● **What the exercise asks**
Reproduce each of the entries below word for word, with no changes.
______________________________
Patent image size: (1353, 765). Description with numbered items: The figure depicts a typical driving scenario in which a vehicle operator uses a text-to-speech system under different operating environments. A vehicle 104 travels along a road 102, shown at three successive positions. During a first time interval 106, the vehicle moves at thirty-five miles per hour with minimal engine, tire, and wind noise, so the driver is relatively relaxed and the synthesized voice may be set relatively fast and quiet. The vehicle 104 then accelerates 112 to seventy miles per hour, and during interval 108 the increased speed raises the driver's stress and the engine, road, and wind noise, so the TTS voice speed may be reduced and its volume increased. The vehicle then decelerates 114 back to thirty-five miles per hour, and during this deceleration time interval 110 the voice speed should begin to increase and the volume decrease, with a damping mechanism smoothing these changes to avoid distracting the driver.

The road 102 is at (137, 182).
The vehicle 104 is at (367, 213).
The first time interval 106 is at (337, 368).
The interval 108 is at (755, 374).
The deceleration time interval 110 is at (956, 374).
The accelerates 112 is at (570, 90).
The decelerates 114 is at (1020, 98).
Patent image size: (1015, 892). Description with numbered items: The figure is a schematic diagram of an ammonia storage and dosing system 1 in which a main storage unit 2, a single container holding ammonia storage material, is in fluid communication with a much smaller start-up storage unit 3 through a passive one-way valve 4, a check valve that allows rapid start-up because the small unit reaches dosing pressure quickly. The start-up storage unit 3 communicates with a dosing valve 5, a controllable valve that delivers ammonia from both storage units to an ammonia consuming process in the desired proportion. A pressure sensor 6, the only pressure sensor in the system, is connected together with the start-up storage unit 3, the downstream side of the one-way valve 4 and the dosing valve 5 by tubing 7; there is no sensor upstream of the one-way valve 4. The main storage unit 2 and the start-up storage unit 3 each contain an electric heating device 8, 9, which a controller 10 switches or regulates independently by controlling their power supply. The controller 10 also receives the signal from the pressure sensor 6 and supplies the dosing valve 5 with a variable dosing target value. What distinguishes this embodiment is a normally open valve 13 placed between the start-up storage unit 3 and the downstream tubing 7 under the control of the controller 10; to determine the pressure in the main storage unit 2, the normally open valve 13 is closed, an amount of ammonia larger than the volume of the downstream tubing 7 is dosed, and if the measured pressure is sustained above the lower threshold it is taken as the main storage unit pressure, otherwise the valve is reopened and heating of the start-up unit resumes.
______________________________
● **Task answer**
Patent image size: (1353, 765). Description with numbered items: The figure depicts a typical driving scenario in which a vehicle operator uses a text-to-speech system under different operating environments. A vehicle 104 travels along a road 102, shown at three successive positions. During a first time interval 106, the vehicle moves at thirty-five miles per hour with minimal engine, tire, and wind noise, so the driver is relatively relaxed and the synthesized voice may be set relatively fast and quiet. The vehicle 104 then accelerates 112 to seventy miles per hour, and during interval 108 the increased speed raises the driver's stress and the engine, road, and wind noise, so the TTS voice speed may be reduced and its volume increased. The vehicle then decelerates 114 back to thirty-five miles per hour, and during this deceleration time interval 110 the voice speed should begin to increase and the volume decrease, with a damping mechanism smoothing these changes to avoid distracting the driver.

The road 102 is at (137, 182).
The vehicle 104 is at (367, 213).
The first time interval 106 is at (337, 368).
The interval 108 is at (755, 374).
The deceleration time interval 110 is at (956, 374).
The accelerates 112 is at (570, 90).
The decelerates 114 is at (1020, 98).
Patent image size: (1015, 892). Description with numbered items: The figure is a schematic diagram of an ammonia storage and dosing system 1 in which a main storage unit 2, a single container holding ammonia storage material, is in fluid communication with a much smaller start-up storage unit 3 through a passive one-way valve 4, a check valve that allows rapid start-up because the small unit reaches dosing pressure quickly. The start-up storage unit 3 communicates with a dosing valve 5, a controllable valve that delivers ammonia from both storage units to an ammonia consuming process in the desired proportion. A pressure sensor 6, the only pressure sensor in the system, is connected together with the start-up storage unit 3, the downstream side of the one-way valve 4 and the dosing valve 5 by tubing 7; there is no sensor upstream of the one-way valve 4. The main storage unit 2 and the start-up storage unit 3 each contain an electric heating device 8, 9, which a controller 10 switches or regulates independently by controlling their power supply. The controller 10 also receives the signal from the pressure sensor 6 and supplies the dosing valve 5 with a variable dosing target value. What distinguishes this embodiment is a normally open valve 13 placed between the start-up storage unit 3 and the downstream tubing 7 under the control of the controller 10; to determine the pressure in the main storage unit 2, the normally open valve 13 is closed, an amount of ammonia larger than the volume of the downstream tubing 7 is dosed, and if the measured pressure is sustained above the lower threshold it is taken as the main storage unit pressure, otherwise the valve is reopened and heating of the start-up unit resumes.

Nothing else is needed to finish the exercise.